Task prompt
Below is a block of records; return all of them exactly, but without the images.
----- Data excerpts -----
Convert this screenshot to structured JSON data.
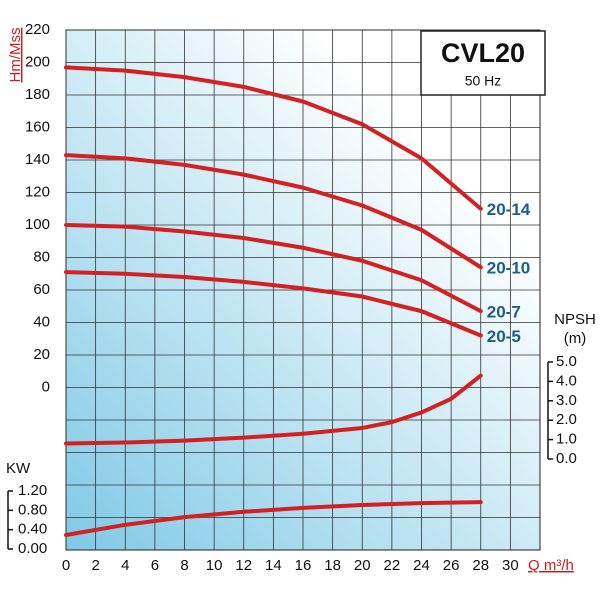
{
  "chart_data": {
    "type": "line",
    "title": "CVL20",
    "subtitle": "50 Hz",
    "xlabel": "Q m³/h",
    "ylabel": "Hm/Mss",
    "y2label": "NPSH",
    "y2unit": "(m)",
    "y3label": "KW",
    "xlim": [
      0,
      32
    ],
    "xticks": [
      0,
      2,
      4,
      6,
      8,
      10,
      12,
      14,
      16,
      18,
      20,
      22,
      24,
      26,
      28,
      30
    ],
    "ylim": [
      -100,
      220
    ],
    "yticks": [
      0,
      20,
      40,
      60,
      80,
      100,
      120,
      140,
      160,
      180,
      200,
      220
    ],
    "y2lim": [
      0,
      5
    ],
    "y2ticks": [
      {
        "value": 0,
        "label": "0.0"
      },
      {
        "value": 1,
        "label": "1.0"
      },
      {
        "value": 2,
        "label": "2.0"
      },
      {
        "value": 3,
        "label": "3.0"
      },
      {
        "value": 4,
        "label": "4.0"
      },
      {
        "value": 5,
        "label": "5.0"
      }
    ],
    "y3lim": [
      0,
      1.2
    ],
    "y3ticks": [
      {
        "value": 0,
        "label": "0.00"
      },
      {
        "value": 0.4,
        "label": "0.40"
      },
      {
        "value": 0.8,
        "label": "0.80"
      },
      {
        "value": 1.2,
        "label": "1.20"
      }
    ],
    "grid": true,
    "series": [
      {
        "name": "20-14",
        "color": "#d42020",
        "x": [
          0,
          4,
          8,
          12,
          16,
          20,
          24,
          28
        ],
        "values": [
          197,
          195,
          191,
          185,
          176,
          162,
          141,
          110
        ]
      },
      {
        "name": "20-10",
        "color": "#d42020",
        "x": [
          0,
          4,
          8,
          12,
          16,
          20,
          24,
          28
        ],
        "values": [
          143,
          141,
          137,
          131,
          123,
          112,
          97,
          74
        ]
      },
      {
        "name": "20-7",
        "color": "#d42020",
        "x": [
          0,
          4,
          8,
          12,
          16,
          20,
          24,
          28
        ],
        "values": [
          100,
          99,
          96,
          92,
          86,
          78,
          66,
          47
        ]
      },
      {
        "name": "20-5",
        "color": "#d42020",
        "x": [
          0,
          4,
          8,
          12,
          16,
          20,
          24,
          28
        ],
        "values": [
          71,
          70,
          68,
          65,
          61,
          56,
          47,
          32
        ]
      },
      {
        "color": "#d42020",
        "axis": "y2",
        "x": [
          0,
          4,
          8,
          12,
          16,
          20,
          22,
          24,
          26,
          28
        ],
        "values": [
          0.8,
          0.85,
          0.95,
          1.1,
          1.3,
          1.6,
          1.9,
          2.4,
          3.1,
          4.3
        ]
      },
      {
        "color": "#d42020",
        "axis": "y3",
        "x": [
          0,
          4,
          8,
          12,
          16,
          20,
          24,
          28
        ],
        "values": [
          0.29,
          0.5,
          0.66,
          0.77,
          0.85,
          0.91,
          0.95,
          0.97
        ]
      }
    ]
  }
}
-----
Answer to this task
Convert this screenshot to structured JSON data.
{
  "chart_data": {
    "type": "line",
    "title": "CVL20",
    "subtitle": "50 Hz",
    "xlabel": "Q m³/h",
    "ylabel": "Hm/Mss",
    "y2label": "NPSH",
    "y2unit": "(m)",
    "y3label": "KW",
    "xlim": [
      0,
      32
    ],
    "xticks": [
      0,
      2,
      4,
      6,
      8,
      10,
      12,
      14,
      16,
      18,
      20,
      22,
      24,
      26,
      28,
      30
    ],
    "ylim": [
      -100,
      220
    ],
    "yticks": [
      0,
      20,
      40,
      60,
      80,
      100,
      120,
      140,
      160,
      180,
      200,
      220
    ],
    "y2lim": [
      0,
      5
    ],
    "y2ticks": [
      {
        "value": 0,
        "label": "0.0"
      },
      {
        "value": 1,
        "label": "1.0"
      },
      {
        "value": 2,
        "label": "2.0"
      },
      {
        "value": 3,
        "label": "3.0"
      },
      {
        "value": 4,
        "label": "4.0"
      },
      {
        "value": 5,
        "label": "5.0"
      }
    ],
    "y3lim": [
      0,
      1.2
    ],
    "y3ticks": [
      {
        "value": 0,
        "label": "0.00"
      },
      {
        "value": 0.4,
        "label": "0.40"
      },
      {
        "value": 0.8,
        "label": "0.80"
      },
      {
        "value": 1.2,
        "label": "1.20"
      }
    ],
    "grid": true,
    "series": [
      {
        "name": "20-14",
        "color": "#d42020",
        "x": [
          0,
          4,
          8,
          12,
          16,
          20,
          24,
          28
        ],
        "values": [
          197,
          195,
          191,
          185,
          176,
          162,
          141,
          110
        ]
      },
      {
        "name": "20-10",
        "color": "#d42020",
        "x": [
          0,
          4,
          8,
          12,
          16,
          20,
          24,
          28
        ],
        "values": [
          143,
          141,
          137,
          131,
          123,
          112,
          97,
          74
        ]
      },
      {
        "name": "20-7",
        "color": "#d42020",
        "x": [
          0,
          4,
          8,
          12,
          16,
          20,
          24,
          28
        ],
        "values": [
          100,
          99,
          96,
          92,
          86,
          78,
          66,
          47
        ]
      },
      {
        "name": "20-5",
        "color": "#d42020",
        "x": [
          0,
          4,
          8,
          12,
          16,
          20,
          24,
          28
        ],
        "values": [
          71,
          70,
          68,
          65,
          61,
          56,
          47,
          32
        ]
      },
      {
        "color": "#d42020",
        "axis": "y2",
        "x": [
          0,
          4,
          8,
          12,
          16,
          20,
          22,
          24,
          26,
          28
        ],
        "values": [
          0.8,
          0.85,
          0.95,
          1.1,
          1.3,
          1.6,
          1.9,
          2.4,
          3.1,
          4.3
        ]
      },
      {
        "color": "#d42020",
        "axis": "y3",
        "x": [
          0,
          4,
          8,
          12,
          16,
          20,
          24,
          28
        ],
        "values": [
          0.29,
          0.5,
          0.66,
          0.77,
          0.85,
          0.91,
          0.95,
          0.97
        ]
      }
    ]
  }
}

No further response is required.